**DATA EXCERPTS**
:::::
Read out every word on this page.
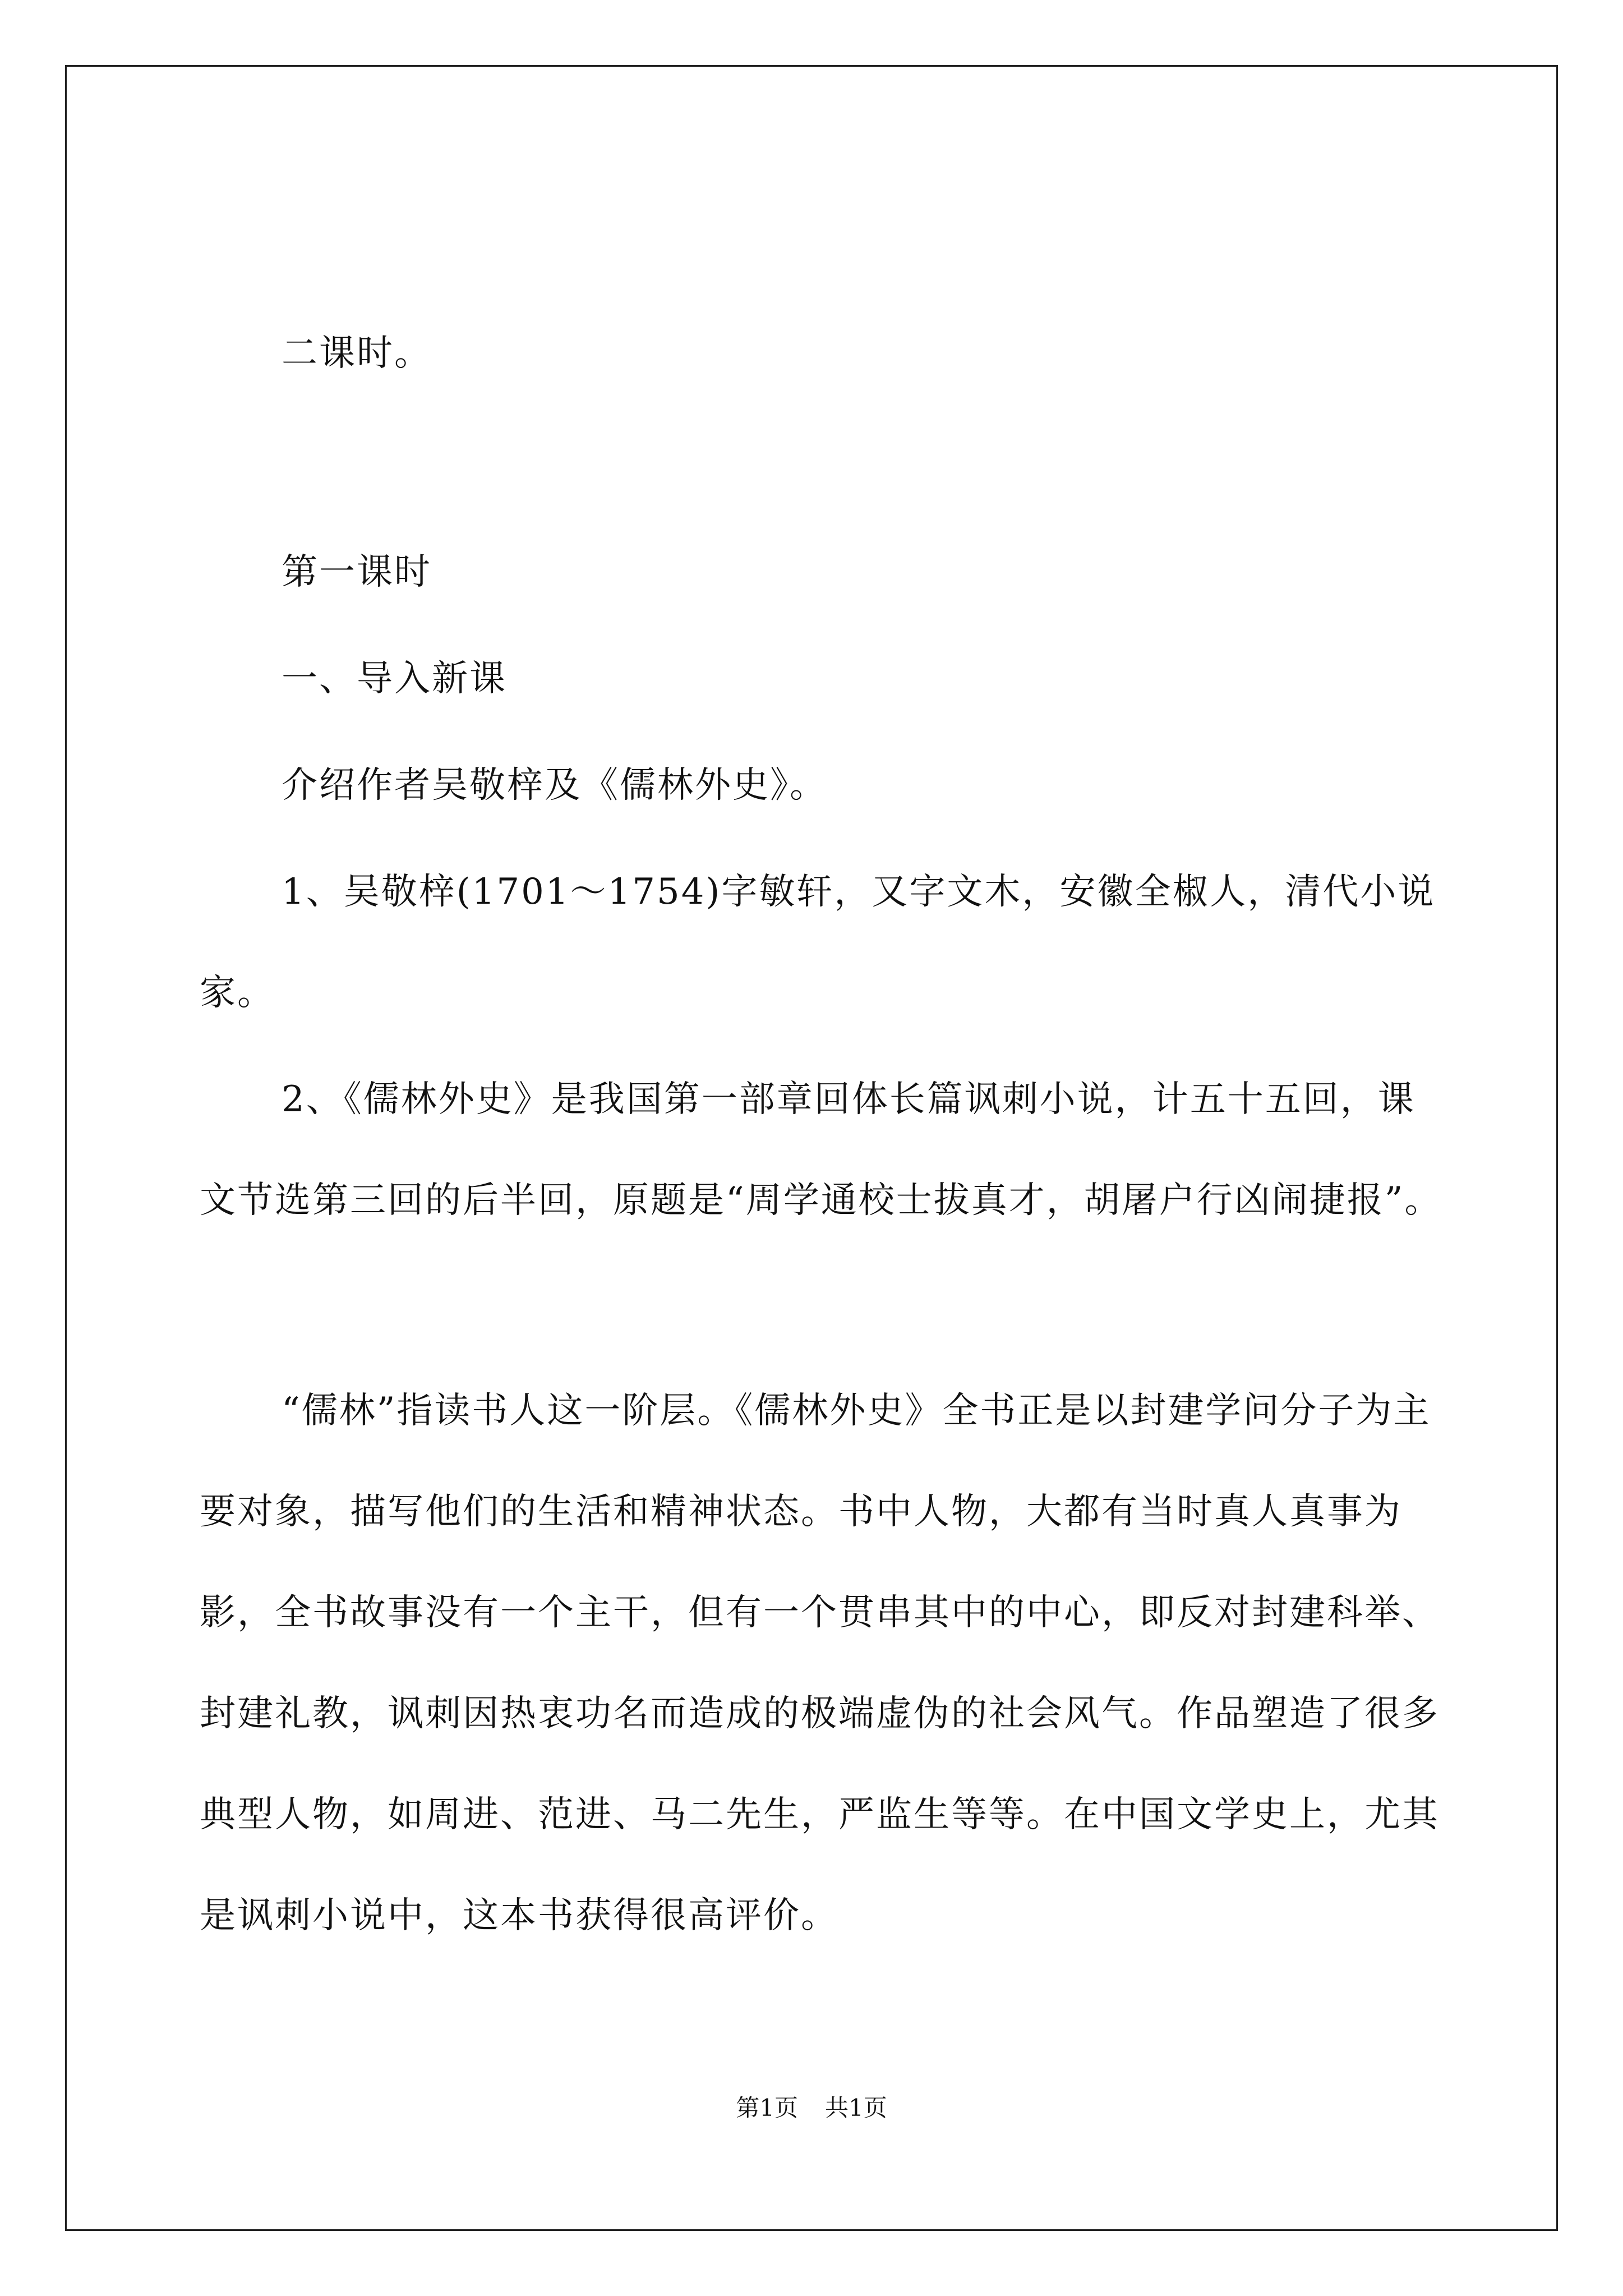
二课时。

第一课时

一、导入新课

介绍作者吴敬梓及《儒林外史》。

1、吴敬梓(1701～1754)字敏轩，又字文木，安徽全椒人，清代小说家。

2、《儒林外史》是我国第一部章回体长篇讽刺小说，计五十五回，课文节选第三回的后半回，原题是“周学通校士拔真才，胡屠户行凶闹捷报”。

“儒林”指读书人这一阶层。《儒林外史》全书正是以封建学问分子为主要对象，描写他们的生活和精神状态。书中人物，大都有当时真人真事为影，全书故事没有一个主干，但有一个贯串其中的中心，即反对封建科举、封建礼教，讽刺因热衷功名而造成的极端虚伪的社会风气。作品塑造了很多典型人物，如周进、范进、马二先生，严监生等等。在中国文学史上，尤其是讽刺小说中，这本书获得很高评价。

第1页 共1页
:::::
**WHAT IS NEEDED**
Collect each line of the entries that has the word "儒林外史", copying it in full.

**EXERCISE RESPONSE**
介绍作者吴敬梓及《儒林外史》。
2、《儒林外史》是我国第一部章回体长篇讽刺小说，计五十五回，课文节选第三回的后半回，原题是“周学通校士拔真才，胡屠户行凶闹捷报”。
“儒林”指读书人这一阶层。《儒林外史》全书正是以封建学问分子为主要对象，描写他们的生活和精神状态。书中人物，大都有当时真人真事为影，全书故事没有一个主干，但有一个贯串其中的中心，即反对封建科举、封建礼教，讽刺因热衷功名而造成的极端虚伪的社会风气。作品塑造了很多典型人物，如周进、范进、马二先生，严监生等等。在中国文学史上，尤其是讽刺小说中，这本书获得很高评价。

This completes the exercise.